-------- Material --------

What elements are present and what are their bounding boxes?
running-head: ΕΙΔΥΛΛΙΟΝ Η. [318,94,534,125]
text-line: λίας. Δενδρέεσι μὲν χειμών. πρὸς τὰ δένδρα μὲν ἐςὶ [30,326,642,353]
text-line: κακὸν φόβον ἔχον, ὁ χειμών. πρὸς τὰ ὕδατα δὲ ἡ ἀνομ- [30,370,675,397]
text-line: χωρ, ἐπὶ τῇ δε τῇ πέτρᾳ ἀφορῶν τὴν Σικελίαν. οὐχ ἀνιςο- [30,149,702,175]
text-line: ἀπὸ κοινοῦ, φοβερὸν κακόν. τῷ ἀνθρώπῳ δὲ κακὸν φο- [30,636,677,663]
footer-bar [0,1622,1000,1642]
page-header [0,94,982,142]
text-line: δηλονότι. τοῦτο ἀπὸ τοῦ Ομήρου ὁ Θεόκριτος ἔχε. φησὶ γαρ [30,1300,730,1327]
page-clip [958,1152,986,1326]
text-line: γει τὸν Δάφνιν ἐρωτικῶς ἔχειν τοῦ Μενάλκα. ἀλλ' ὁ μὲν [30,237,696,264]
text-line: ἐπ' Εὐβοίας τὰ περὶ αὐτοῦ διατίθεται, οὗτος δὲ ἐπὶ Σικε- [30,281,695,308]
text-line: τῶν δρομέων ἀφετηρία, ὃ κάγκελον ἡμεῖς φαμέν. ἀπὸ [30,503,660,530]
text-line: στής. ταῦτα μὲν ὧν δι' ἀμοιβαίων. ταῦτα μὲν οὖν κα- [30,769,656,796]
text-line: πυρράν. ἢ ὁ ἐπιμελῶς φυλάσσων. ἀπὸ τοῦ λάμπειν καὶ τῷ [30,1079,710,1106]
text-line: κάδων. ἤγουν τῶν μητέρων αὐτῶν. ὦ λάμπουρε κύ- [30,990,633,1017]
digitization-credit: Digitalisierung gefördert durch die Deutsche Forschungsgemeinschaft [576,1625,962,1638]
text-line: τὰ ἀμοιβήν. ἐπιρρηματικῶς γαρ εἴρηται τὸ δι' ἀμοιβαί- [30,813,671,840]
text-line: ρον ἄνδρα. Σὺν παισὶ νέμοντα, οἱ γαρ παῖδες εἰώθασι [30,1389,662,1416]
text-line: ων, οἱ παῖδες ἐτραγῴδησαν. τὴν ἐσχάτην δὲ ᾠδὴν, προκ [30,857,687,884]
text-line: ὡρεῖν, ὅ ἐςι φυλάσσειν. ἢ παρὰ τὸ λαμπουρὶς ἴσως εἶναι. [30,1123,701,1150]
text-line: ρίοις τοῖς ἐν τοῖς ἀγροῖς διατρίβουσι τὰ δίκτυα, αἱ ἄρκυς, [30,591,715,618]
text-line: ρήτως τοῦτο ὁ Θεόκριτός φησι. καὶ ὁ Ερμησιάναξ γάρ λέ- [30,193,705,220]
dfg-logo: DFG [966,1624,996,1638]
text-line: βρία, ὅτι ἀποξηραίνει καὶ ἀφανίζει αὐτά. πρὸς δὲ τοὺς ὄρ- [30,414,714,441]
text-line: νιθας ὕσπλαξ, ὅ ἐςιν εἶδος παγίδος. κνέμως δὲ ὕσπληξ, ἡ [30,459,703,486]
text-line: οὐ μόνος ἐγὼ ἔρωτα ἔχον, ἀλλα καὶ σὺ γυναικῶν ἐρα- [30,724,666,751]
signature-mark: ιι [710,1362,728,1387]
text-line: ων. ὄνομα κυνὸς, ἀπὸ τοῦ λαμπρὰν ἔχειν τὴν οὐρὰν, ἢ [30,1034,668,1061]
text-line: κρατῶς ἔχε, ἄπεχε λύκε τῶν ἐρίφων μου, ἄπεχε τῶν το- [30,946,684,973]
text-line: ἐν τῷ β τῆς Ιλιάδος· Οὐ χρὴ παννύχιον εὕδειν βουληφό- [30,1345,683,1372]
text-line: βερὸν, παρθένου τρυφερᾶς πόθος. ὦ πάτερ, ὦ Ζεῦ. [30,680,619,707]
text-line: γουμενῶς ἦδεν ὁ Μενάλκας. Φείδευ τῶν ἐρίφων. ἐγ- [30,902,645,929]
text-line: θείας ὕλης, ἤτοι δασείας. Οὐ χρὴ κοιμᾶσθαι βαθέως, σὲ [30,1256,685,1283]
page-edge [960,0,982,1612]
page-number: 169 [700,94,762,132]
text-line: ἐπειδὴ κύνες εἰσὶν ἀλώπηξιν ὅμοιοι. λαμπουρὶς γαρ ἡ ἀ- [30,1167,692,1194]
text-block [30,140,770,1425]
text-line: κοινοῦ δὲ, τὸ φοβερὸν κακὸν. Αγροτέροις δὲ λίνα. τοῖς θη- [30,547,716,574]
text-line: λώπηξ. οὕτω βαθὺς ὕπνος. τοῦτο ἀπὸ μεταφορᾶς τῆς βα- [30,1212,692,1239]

--------

### Written problem
Put the entries above into a numbered list with one item per line, and omit any blank lines.

### Exercise output
1. What elements are present and what are their bounding boxes?
2. running-head: ΕΙΔΥΛΛΙΟΝ Η. [318,94,534,125]
3. text-line: λίας. Δενδρέεσι μὲν χειμών. πρὸς τὰ δένδρα μὲν ἐςὶ [30,326,642,353]
4. text-line: κακὸν φόβον ἔχον, ὁ χειμών. πρὸς τὰ ὕδατα δὲ ἡ ἀνομ- [30,370,675,397]
5. text-line: χωρ, ἐπὶ τῇ δε τῇ πέτρᾳ ἀφορῶν τὴν Σικελίαν. οὐχ ἀνιςο- [30,149,702,175]
6. text-line: ἀπὸ κοινοῦ, φοβερὸν κακόν. τῷ ἀνθρώπῳ δὲ κακὸν φο- [30,636,677,663]
7. footer-bar [0,1622,1000,1642]
8. page-header [0,94,982,142]
9. text-line: δηλονότι. τοῦτο ἀπὸ τοῦ Ομήρου ὁ Θεόκριτος ἔχε. φησὶ γαρ [30,1300,730,1327]
10. page-clip [958,1152,986,1326]
11. text-line: γει τὸν Δάφνιν ἐρωτικῶς ἔχειν τοῦ Μενάλκα. ἀλλ' ὁ μὲν [30,237,696,264]
12. text-line: ἐπ' Εὐβοίας τὰ περὶ αὐτοῦ διατίθεται, οὗτος δὲ ἐπὶ Σικε- [30,281,695,308]
13. text-line: τῶν δρομέων ἀφετηρία, ὃ κάγκελον ἡμεῖς φαμέν. ἀπὸ [30,503,660,530]
14. text-line: στής. ταῦτα μὲν ὧν δι' ἀμοιβαίων. ταῦτα μὲν οὖν κα- [30,769,656,796]
15. text-line: πυρράν. ἢ ὁ ἐπιμελῶς φυλάσσων. ἀπὸ τοῦ λάμπειν καὶ τῷ [30,1079,710,1106]
16. text-line: κάδων. ἤγουν τῶν μητέρων αὐτῶν. ὦ λάμπουρε κύ- [30,990,633,1017]
17. digitization-credit: Digitalisierung gefördert durch die Deutsche Forschungsgemeinschaft [576,1625,962,1638]
18. text-line: τὰ ἀμοιβήν. ἐπιρρηματικῶς γαρ εἴρηται τὸ δι' ἀμοιβαί- [30,813,671,840]
19. text-line: ρον ἄνδρα. Σὺν παισὶ νέμοντα, οἱ γαρ παῖδες εἰώθασι [30,1389,662,1416]
20. text-line: ων, οἱ παῖδες ἐτραγῴδησαν. τὴν ἐσχάτην δὲ ᾠδὴν, προκ [30,857,687,884]
21. text-line: ὡρεῖν, ὅ ἐςι φυλάσσειν. ἢ παρὰ τὸ λαμπουρὶς ἴσως εἶναι. [30,1123,701,1150]
22. text-line: ρίοις τοῖς ἐν τοῖς ἀγροῖς διατρίβουσι τὰ δίκτυα, αἱ ἄρκυς, [30,591,715,618]
23. text-line: ρήτως τοῦτο ὁ Θεόκριτός φησι. καὶ ὁ Ερμησιάναξ γάρ λέ- [30,193,705,220]
24. dfg-logo: DFG [966,1624,996,1638]
25. text-line: βρία, ὅτι ἀποξηραίνει καὶ ἀφανίζει αὐτά. πρὸς δὲ τοὺς ὄρ- [30,414,714,441]
26. text-line: νιθας ὕσπλαξ, ὅ ἐςιν εἶδος παγίδος. κνέμως δὲ ὕσπληξ, ἡ [30,459,703,486]
27. text-line: οὐ μόνος ἐγὼ ἔρωτα ἔχον, ἀλλα καὶ σὺ γυναικῶν ἐρα- [30,724,666,751]
28. signature-mark: ιι [710,1362,728,1387]
29. text-line: ων. ὄνομα κυνὸς, ἀπὸ τοῦ λαμπρὰν ἔχειν τὴν οὐρὰν, ἢ [30,1034,668,1061]
30. text-line: κρατῶς ἔχε, ἄπεχε λύκε τῶν ἐρίφων μου, ἄπεχε τῶν το- [30,946,684,973]
31. text-line: ἐν τῷ β τῆς Ιλιάδος· Οὐ χρὴ παννύχιον εὕδειν βουληφό- [30,1345,683,1372]
32. text-line: βερὸν, παρθένου τρυφερᾶς πόθος. ὦ πάτερ, ὦ Ζεῦ. [30,680,619,707]
33. text-line: γουμενῶς ἦδεν ὁ Μενάλκας. Φείδευ τῶν ἐρίφων. ἐγ- [30,902,645,929]
34. text-line: θείας ὕλης, ἤτοι δασείας. Οὐ χρὴ κοιμᾶσθαι βαθέως, σὲ [30,1256,685,1283]
35. page-edge [960,0,982,1612]
36. page-number: 169 [700,94,762,132]
37. text-line: ἐπειδὴ κύνες εἰσὶν ἀλώπηξιν ὅμοιοι. λαμπουρὶς γαρ ἡ ἀ- [30,1167,692,1194]
38. text-block [30,140,770,1425]
39. text-line: κοινοῦ δὲ, τὸ φοβερὸν κακὸν. Αγροτέροις δὲ λίνα. τοῖς θη- [30,547,716,574]
40. text-line: λώπηξ. οὕτω βαθὺς ὕπνος. τοῦτο ἀπὸ μεταφορᾶς τῆς βα- [30,1212,692,1239]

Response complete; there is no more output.